* Begin INPUT FOR THIS TASK *
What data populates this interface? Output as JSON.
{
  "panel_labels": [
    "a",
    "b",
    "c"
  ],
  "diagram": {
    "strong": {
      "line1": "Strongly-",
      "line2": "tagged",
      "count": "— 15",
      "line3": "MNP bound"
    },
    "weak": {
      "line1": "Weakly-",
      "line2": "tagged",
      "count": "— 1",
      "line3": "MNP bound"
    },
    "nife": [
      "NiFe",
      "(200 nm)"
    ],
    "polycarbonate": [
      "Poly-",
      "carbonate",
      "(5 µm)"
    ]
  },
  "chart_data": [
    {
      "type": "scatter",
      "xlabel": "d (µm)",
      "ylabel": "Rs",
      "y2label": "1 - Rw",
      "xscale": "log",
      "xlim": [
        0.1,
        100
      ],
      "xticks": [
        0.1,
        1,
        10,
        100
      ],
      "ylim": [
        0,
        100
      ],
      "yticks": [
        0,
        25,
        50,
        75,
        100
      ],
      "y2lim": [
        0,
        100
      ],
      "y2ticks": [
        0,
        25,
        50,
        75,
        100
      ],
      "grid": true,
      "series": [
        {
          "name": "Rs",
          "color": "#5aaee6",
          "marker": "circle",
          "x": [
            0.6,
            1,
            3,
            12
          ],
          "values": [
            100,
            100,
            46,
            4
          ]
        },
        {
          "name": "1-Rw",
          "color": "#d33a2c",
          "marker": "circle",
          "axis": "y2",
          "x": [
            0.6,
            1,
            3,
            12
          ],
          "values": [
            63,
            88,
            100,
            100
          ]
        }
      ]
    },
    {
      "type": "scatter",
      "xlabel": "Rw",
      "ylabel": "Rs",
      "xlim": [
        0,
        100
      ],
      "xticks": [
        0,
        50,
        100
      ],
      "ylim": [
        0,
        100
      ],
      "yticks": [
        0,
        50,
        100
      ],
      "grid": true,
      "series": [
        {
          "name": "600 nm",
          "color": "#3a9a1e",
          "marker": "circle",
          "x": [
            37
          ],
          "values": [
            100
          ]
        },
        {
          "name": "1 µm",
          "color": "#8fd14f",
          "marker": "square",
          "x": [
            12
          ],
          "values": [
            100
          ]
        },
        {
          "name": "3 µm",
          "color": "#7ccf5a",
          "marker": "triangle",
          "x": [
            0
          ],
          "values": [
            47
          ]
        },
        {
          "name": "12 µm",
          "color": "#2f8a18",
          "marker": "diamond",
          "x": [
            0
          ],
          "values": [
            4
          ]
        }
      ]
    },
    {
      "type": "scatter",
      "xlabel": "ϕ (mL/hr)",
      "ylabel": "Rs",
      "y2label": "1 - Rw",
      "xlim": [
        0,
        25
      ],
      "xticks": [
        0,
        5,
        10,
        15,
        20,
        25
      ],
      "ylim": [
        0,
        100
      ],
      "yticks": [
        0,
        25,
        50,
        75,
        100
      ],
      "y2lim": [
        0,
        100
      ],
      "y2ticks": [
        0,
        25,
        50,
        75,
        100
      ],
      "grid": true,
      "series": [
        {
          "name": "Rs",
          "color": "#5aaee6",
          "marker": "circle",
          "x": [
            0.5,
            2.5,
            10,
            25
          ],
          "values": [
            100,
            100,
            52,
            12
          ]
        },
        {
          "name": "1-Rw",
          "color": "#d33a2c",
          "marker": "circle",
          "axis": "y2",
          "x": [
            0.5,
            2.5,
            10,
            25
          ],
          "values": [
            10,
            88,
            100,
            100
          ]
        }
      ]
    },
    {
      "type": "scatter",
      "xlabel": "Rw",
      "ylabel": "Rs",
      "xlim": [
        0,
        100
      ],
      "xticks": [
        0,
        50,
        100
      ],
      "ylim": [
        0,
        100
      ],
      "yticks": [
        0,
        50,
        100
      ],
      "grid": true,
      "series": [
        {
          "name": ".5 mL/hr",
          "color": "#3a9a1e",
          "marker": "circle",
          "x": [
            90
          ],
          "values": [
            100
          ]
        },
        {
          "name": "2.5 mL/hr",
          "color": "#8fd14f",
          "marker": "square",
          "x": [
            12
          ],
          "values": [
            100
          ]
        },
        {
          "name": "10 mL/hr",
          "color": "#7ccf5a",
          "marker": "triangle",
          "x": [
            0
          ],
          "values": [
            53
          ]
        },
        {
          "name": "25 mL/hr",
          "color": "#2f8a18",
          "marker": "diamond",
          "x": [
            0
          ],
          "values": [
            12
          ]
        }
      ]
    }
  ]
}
* End INPUT FOR THIS TASK *
* DIRECTIONS FOR THIS TASK: Your task is to quote the listing above word for word.

* WRITTEN RESPONSE:
What data populates this interface? Output as JSON.
{
  "panel_labels": [
    "a",
    "b",
    "c"
  ],
  "diagram": {
    "strong": {
      "line1": "Strongly-",
      "line2": "tagged",
      "count": "— 15",
      "line3": "MNP bound"
    },
    "weak": {
      "line1": "Weakly-",
      "line2": "tagged",
      "count": "— 1",
      "line3": "MNP bound"
    },
    "nife": [
      "NiFe",
      "(200 nm)"
    ],
    "polycarbonate": [
      "Poly-",
      "carbonate",
      "(5 µm)"
    ]
  },
  "chart_data": [
    {
      "type": "scatter",
      "xlabel": "d (µm)",
      "ylabel": "Rs",
      "y2label": "1 - Rw",
      "xscale": "log",
      "xlim": [
        0.1,
        100
      ],
      "xticks": [
        0.1,
        1,
        10,
        100
      ],
      "ylim": [
        0,
        100
      ],
      "yticks": [
        0,
        25,
        50,
        75,
        100
      ],
      "y2lim": [
        0,
        100
      ],
      "y2ticks": [
        0,
        25,
        50,
        75,
        100
      ],
      "grid": true,
      "series": [
        {
          "name": "Rs",
          "color": "#5aaee6",
          "marker": "circle",
          "x": [
            0.6,
            1,
            3,
            12
          ],
          "values": [
            100,
            100,
            46,
            4
          ]
        },
        {
          "name": "1-Rw",
          "color": "#d33a2c",
          "marker": "circle",
          "axis": "y2",
          "x": [
            0.6,
            1,
            3,
            12
          ],
          "values": [
            63,
            88,
            100,
            100
          ]
        }
      ]
    },
    {
      "type": "scatter",
      "xlabel": "Rw",
      "ylabel": "Rs",
      "xlim": [
        0,
        100
      ],
      "xticks": [
        0,
        50,
        100
      ],
      "ylim": [
        0,
        100
      ],
      "yticks": [
        0,
        50,
        100
      ],
      "grid": true,
      "series": [
        {
          "name": "600 nm",
          "color": "#3a9a1e",
          "marker": "circle",
          "x": [
            37
          ],
          "values": [
            100
          ]
        },
        {
          "name": "1 µm",
          "color": "#8fd14f",
          "marker": "square",
          "x": [
            12
          ],
          "values": [
            100
          ]
        },
        {
          "name": "3 µm",
          "color": "#7ccf5a",
          "marker": "triangle",
          "x": [
            0
          ],
          "values": [
            47
          ]
        },
        {
          "name": "12 µm",
          "color": "#2f8a18",
          "marker": "diamond",
          "x": [
            0
          ],
          "values": [
            4
          ]
        }
      ]
    },
    {
      "type": "scatter",
      "xlabel": "ϕ (mL/hr)",
      "ylabel": "Rs",
      "y2label": "1 - Rw",
      "xlim": [
        0,
        25
      ],
      "xticks": [
        0,
        5,
        10,
        15,
        20,
        25
      ],
      "ylim": [
        0,
        100
      ],
      "yticks": [
        0,
        25,
        50,
        75,
        100
      ],
      "y2lim": [
        0,
        100
      ],
      "y2ticks": [
        0,
        25,
        50,
        75,
        100
      ],
      "grid": true,
      "series": [
        {
          "name": "Rs",
          "color": "#5aaee6",
          "marker": "circle",
          "x": [
            0.5,
            2.5,
            10,
            25
          ],
          "values": [
            100,
            100,
            52,
            12
          ]
        },
        {
          "name": "1-Rw",
          "color": "#d33a2c",
          "marker": "circle",
          "axis": "y2",
          "x": [
            0.5,
            2.5,
            10,
            25
          ],
          "values": [
            10,
            88,
            100,
            100
          ]
        }
      ]
    },
    {
      "type": "scatter",
      "xlabel": "Rw",
      "ylabel": "Rs",
      "xlim": [
        0,
        100
      ],
      "xticks": [
        0,
        50,
        100
      ],
      "ylim": [
        0,
        100
      ],
      "yticks": [
        0,
        50,
        100
      ],
      "grid": true,
      "series": [
        {
          "name": ".5 mL/hr",
          "color": "#3a9a1e",
          "marker": "circle",
          "x": [
            90
          ],
          "values": [
            100
          ]
        },
        {
          "name": "2.5 mL/hr",
          "color": "#8fd14f",
          "marker": "square",
          "x": [
            12
          ],
          "values": [
            100
          ]
        },
        {
          "name": "10 mL/hr",
          "color": "#7ccf5a",
          "marker": "triangle",
          "x": [
            0
          ],
          "values": [
            53
          ]
        },
        {
          "name": "25 mL/hr",
          "color": "#2f8a18",
          "marker": "diamond",
          "x": [
            0
          ],
          "values": [
            12
          ]
        }
      ]
    }
  ]
}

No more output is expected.